Your task:
Locate each line of the material that contains "name", then return it.

Supplied records:
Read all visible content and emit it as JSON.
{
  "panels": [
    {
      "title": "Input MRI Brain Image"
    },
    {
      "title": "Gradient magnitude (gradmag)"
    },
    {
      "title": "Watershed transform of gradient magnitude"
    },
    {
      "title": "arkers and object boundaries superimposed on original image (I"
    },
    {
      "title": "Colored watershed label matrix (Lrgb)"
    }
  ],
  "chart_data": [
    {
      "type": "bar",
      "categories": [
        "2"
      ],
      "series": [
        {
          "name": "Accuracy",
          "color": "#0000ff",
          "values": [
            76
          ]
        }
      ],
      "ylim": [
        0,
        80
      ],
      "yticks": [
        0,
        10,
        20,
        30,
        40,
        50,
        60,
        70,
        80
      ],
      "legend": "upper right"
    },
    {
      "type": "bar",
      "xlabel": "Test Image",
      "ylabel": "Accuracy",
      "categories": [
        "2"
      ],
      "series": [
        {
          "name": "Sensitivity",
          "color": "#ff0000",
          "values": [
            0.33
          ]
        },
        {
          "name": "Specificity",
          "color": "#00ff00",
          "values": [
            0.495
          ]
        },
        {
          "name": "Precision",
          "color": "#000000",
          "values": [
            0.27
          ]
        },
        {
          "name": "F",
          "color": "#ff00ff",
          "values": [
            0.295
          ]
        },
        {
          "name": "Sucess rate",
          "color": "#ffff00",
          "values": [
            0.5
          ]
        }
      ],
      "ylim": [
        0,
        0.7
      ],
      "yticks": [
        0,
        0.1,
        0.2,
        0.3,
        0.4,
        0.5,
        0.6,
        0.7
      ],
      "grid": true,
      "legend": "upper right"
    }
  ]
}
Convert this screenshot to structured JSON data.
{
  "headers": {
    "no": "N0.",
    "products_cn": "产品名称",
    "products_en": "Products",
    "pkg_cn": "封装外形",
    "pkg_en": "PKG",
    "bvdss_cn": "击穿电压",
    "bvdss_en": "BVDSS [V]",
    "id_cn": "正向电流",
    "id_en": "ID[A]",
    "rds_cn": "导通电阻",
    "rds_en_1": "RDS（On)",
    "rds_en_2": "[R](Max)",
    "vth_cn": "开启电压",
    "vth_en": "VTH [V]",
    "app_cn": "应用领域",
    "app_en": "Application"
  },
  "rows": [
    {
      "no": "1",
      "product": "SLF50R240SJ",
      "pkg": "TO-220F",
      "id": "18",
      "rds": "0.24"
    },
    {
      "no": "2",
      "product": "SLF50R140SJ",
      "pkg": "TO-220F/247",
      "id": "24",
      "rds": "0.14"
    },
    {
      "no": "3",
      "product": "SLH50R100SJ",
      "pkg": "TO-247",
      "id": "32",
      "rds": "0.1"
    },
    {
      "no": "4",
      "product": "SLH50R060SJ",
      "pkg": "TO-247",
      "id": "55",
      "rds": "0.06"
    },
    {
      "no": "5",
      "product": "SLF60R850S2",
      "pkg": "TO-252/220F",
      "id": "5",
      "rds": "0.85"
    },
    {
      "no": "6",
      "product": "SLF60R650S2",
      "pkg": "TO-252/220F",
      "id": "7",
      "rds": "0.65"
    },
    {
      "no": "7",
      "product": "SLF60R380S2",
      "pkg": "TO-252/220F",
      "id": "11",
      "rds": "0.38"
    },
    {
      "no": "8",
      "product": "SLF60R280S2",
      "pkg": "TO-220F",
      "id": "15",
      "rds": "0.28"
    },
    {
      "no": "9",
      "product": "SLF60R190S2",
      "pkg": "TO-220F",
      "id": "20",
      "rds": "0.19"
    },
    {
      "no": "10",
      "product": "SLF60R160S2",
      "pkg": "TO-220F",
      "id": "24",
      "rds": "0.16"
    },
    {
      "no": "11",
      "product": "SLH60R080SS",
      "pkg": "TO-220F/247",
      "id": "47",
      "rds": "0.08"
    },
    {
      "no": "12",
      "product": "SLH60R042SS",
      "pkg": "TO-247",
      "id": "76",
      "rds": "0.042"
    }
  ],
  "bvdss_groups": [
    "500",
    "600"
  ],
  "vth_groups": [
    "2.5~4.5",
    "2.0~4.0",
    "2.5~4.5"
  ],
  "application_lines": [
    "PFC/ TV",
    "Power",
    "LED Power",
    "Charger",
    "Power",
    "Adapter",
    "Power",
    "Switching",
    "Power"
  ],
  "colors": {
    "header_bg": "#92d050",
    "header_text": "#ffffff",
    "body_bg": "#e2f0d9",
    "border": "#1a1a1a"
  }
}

Problem solution:
          "name": "Accuracy",
          "name": "Sensitivity",
          "name": "Specificity",
          "name": "Precision",
          "name": "F",
          "name": "Sucess rate",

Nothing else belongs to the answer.